▶ Aim A
In the essay on fiction versus non-fiction, which film convinced the writer that life could not go on without a swamp boat trip through Louisiana's Bayou?
▶ Aim B
List every title of a film, television show, or book that the essay on fiction versus non-fiction names.
— start of Passage provided —
Fiction vs Non-fiction (with cameos by Jim Jarmusch, James Frey & Truman Capote)

Over the years I’ve had more than one person announce “I don’t read fiction” upon hearing that I’m a writer of stories and novels.  When asked why, these people told me that it was because fiction is not true.  These same people, when asked whether they went to the movies or just took in the latest “very serious” documentary on war or obesity or the disappearing naked tribes of the Amazon (who are very lean, by the way), replied that of course they went to the movies.  Perhaps they even identified with a character, shed a tear, or decided to leave their families and find themselves in Alaska or the Andes or Timbuktu. Jim Jarmusch’s Down By Law convinced me that life could not go on if I didn’t take a swamp boat through Louisiana’s Bayou.  Perhaps a guide to alligator hunting would have had the same result, or the latest spate of reality shows like Cajun Justice and Swamp People, but probably not.

When I teach creative writing, I dedicate one class to a discussion on the difference between fiction and non-fiction.  The different expectations  a reader has when approaching an autobiography vs a novel comes up, and inevitably we end up talking about A Million Little Pieces by James Frey, who was publicly spanked by Oprah for giving into the impulse to make his memoir more exciting by fudging the facts a bit.  No one batted an eye when Truman Capote embellished In Cold Blood in what he called his “non-fiction novel,” but those were other times, and I guess he didn’t embarrass the queen of daytime t.v.  It was when his fiction read too much like non-fiction that the ladies who lunch hung him out to dry.  Uncomfortable bedfellows, fiction and non-fiction, although they have much in common.
— end of Passage provided —
— start of Excerpted data —
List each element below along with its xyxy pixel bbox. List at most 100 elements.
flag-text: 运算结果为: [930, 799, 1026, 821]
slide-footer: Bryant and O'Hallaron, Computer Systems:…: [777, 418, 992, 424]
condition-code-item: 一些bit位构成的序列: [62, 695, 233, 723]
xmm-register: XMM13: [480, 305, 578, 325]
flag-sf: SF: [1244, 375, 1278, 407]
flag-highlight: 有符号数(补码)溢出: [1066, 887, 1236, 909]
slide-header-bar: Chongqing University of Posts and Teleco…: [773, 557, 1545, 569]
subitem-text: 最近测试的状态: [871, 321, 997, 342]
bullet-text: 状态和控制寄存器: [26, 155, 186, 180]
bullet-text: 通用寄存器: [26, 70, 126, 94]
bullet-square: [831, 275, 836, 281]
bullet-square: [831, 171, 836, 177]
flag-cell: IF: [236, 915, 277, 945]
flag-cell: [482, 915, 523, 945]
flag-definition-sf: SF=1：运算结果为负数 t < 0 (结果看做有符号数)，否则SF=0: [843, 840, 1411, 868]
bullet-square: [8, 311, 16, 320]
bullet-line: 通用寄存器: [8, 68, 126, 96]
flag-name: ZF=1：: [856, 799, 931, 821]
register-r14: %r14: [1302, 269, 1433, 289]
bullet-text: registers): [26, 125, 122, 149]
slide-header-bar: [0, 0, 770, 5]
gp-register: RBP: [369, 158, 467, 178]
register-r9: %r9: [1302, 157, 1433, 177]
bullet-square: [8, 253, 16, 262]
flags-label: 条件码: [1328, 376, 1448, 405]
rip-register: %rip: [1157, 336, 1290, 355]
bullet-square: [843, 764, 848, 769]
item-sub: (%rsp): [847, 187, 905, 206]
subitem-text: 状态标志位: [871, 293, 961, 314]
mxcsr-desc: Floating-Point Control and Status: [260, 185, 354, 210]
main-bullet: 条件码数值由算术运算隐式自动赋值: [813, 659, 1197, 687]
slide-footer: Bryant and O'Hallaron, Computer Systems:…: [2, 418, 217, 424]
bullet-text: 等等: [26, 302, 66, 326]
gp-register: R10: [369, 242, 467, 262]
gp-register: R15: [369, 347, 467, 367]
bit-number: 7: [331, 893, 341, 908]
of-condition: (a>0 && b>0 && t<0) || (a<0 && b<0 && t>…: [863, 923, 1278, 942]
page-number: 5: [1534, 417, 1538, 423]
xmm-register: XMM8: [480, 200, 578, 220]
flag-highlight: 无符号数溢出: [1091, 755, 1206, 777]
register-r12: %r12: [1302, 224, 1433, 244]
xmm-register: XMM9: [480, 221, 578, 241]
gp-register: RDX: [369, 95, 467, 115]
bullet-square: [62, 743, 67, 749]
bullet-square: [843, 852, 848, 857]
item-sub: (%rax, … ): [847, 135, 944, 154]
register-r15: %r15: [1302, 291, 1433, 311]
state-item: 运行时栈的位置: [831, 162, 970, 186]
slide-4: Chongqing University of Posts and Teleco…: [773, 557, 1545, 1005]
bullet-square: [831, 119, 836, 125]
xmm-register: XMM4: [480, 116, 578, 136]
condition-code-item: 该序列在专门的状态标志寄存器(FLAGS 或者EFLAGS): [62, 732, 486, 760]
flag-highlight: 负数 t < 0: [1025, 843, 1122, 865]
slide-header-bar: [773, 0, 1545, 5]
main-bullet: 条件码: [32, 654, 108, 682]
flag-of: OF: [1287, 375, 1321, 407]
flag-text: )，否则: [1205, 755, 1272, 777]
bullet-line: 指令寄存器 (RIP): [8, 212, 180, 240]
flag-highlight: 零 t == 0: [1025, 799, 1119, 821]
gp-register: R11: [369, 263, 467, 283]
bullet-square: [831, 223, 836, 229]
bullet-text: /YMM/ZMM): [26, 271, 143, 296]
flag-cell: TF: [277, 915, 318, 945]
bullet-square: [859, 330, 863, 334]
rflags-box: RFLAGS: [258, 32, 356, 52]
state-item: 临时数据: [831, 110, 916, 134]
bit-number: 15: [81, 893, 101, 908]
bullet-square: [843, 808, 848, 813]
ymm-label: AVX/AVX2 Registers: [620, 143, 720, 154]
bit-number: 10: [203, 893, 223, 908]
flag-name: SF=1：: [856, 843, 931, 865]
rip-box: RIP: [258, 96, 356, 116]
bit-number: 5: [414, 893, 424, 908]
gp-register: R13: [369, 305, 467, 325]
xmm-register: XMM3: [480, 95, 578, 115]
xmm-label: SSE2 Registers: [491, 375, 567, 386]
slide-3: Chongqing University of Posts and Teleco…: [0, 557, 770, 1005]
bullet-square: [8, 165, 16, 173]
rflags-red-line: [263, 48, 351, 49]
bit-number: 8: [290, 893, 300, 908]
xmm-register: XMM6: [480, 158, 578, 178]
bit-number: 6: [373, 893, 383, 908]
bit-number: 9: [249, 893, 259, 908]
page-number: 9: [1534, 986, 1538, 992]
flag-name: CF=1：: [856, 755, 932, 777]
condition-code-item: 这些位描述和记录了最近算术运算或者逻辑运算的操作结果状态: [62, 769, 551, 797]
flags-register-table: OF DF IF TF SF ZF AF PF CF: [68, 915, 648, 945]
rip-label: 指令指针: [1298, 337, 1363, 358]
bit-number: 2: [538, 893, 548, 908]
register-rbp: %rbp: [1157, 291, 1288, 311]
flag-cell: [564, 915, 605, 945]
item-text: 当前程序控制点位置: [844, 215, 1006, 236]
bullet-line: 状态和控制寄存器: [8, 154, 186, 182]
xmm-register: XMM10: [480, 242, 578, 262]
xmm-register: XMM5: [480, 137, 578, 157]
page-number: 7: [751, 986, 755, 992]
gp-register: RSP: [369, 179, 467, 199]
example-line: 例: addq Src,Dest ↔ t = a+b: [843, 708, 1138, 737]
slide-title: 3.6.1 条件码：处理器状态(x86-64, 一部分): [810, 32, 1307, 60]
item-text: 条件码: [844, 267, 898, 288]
— end of Excerpted data —
▶ Complete output A
Jim Jarmusch's Down By Law

▶ Complete output B
Down By Law
Cajun Justice
Swamp People
A Million Little Pieces
In Cold Blood